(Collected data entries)
++++
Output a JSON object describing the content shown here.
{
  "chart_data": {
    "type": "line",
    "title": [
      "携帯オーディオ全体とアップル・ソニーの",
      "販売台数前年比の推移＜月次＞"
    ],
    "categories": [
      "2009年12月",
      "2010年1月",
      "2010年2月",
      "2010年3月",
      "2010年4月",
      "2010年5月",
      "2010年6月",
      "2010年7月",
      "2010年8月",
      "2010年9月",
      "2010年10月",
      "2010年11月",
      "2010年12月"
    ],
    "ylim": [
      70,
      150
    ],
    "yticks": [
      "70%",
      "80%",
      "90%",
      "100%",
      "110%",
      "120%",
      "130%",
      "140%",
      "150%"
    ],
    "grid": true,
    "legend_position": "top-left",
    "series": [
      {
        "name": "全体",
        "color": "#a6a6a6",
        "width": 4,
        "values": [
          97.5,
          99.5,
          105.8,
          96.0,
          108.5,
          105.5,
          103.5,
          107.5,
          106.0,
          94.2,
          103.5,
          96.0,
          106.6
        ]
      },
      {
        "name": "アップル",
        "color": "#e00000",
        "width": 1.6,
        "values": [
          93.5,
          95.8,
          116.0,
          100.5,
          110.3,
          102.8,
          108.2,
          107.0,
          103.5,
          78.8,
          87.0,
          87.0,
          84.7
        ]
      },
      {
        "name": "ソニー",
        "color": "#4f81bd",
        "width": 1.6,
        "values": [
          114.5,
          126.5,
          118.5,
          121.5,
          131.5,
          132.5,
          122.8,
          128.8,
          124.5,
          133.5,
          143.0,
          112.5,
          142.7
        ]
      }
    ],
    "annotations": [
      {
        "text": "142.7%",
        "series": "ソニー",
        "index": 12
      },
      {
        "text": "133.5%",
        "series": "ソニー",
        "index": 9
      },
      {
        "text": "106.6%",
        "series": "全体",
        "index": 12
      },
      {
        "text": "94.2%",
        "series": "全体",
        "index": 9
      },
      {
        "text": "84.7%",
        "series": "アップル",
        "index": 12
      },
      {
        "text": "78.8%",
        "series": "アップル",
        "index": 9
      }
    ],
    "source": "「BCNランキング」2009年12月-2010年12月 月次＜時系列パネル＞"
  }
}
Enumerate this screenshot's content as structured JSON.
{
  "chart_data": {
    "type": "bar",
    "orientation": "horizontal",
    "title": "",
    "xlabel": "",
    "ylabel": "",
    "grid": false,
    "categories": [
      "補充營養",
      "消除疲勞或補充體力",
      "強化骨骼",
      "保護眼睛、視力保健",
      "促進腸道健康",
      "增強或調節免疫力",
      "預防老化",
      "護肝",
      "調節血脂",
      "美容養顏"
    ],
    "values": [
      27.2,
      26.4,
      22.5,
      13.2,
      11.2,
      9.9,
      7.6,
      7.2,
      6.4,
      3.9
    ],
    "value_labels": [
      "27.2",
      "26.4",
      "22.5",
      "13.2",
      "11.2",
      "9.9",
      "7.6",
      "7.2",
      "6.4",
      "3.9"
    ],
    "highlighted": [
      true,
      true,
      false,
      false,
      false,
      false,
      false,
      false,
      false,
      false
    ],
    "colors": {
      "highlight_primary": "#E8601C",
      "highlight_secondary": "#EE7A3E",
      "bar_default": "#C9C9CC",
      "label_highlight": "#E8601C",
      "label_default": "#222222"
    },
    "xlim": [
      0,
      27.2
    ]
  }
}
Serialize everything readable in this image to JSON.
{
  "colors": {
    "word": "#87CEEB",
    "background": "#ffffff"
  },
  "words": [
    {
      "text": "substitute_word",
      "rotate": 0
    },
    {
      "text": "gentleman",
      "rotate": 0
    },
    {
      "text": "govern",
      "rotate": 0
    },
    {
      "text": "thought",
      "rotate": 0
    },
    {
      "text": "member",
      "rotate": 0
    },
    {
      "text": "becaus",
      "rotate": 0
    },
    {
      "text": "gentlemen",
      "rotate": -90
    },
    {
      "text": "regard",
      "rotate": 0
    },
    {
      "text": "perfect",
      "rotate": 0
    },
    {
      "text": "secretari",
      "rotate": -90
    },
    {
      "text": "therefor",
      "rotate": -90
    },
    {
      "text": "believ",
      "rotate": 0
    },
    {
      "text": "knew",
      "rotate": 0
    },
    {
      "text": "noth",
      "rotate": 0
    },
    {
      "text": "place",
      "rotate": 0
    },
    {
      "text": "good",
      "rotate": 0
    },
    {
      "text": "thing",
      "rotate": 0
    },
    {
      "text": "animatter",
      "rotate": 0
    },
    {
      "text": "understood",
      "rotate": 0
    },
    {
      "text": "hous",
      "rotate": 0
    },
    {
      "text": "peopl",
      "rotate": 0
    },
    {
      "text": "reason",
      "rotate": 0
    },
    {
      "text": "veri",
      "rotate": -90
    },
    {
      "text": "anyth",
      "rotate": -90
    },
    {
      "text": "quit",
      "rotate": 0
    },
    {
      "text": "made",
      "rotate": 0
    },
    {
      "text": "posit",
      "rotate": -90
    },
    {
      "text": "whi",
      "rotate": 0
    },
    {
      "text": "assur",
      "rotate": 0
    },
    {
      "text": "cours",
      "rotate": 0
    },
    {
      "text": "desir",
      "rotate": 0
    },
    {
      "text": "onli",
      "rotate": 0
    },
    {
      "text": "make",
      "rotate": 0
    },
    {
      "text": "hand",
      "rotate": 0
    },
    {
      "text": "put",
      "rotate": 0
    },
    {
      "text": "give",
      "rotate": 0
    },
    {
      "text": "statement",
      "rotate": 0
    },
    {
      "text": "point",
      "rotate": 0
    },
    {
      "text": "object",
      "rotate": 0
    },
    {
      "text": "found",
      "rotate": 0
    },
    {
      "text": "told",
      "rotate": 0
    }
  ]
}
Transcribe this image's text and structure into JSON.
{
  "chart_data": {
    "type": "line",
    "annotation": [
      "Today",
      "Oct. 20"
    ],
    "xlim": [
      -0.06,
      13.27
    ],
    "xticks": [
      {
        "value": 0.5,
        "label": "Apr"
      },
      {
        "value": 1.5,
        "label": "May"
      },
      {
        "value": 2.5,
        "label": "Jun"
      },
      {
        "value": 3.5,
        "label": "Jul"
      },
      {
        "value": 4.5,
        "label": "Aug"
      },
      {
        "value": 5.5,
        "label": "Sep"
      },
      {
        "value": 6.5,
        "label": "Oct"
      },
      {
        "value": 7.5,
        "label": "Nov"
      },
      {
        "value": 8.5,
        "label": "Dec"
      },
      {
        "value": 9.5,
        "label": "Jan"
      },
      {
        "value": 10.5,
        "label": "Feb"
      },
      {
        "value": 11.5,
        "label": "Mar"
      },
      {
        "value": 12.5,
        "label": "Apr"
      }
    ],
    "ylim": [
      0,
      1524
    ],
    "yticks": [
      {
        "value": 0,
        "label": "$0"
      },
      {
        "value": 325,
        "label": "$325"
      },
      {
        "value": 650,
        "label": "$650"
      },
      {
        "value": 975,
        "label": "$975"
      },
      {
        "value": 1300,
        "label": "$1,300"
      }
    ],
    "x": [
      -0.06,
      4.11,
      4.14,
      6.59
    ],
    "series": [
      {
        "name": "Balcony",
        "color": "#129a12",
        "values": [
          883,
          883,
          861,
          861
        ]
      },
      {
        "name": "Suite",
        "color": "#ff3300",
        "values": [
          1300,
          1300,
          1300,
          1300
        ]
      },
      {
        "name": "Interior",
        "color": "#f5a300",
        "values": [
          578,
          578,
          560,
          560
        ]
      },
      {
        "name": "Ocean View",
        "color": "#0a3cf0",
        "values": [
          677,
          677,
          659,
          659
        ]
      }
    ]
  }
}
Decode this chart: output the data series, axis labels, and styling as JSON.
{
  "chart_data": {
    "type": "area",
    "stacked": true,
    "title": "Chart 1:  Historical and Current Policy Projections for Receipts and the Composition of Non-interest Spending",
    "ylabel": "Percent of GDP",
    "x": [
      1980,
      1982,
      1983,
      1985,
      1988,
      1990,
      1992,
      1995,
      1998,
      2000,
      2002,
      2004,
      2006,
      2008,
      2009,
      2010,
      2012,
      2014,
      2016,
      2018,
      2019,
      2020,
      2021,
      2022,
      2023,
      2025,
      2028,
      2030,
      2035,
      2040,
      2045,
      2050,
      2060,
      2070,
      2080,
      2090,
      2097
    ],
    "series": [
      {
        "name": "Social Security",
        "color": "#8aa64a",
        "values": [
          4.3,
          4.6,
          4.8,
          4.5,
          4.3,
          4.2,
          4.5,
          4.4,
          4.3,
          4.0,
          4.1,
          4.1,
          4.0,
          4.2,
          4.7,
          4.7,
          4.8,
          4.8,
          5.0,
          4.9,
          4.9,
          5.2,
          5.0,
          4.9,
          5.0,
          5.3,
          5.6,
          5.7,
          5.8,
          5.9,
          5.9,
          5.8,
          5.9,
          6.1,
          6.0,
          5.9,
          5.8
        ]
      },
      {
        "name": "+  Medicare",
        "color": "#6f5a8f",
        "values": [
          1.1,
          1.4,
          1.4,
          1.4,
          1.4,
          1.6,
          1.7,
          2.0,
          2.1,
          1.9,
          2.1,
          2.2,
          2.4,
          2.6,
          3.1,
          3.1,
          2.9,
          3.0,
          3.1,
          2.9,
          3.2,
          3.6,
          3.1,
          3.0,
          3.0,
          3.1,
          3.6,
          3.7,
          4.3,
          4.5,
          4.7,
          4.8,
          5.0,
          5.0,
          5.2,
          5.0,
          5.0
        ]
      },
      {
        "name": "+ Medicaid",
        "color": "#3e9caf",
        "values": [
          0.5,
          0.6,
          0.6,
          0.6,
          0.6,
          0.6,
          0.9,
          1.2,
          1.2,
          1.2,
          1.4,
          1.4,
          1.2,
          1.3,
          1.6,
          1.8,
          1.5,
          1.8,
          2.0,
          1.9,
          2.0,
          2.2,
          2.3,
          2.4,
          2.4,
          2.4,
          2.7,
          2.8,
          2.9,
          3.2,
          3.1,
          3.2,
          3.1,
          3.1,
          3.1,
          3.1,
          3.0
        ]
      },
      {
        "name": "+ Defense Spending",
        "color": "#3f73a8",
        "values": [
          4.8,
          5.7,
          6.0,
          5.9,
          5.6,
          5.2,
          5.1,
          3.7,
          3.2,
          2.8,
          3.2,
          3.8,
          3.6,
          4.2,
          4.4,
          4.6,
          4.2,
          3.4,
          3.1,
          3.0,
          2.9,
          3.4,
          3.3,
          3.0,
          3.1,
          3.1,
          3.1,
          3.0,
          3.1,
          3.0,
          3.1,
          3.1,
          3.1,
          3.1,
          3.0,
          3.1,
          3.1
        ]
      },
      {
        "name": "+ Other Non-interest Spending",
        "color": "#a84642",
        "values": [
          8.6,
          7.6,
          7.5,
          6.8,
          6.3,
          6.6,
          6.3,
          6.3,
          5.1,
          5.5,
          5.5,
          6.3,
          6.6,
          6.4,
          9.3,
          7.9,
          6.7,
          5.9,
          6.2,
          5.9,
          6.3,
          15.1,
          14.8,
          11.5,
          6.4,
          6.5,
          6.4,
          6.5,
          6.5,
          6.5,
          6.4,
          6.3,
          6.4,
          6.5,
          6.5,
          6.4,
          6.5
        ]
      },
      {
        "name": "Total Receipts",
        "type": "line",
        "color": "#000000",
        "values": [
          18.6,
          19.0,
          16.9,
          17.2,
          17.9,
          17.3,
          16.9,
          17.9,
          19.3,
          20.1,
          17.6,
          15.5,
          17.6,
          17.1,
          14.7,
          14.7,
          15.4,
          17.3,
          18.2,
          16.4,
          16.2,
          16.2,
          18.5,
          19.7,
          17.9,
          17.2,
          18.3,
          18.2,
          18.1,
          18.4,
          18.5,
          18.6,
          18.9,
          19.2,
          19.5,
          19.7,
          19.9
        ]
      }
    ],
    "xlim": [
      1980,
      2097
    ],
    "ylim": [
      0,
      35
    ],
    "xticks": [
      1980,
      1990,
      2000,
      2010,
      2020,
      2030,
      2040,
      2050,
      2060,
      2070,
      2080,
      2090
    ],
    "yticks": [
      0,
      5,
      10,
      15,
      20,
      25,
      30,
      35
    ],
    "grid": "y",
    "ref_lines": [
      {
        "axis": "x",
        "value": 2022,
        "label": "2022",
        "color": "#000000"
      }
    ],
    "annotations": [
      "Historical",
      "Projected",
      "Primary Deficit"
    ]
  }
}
++++
▶ Exercise instructions
Count every line in the preceding entries where the string "type" appears, then state only the total.

▶ The completed task
5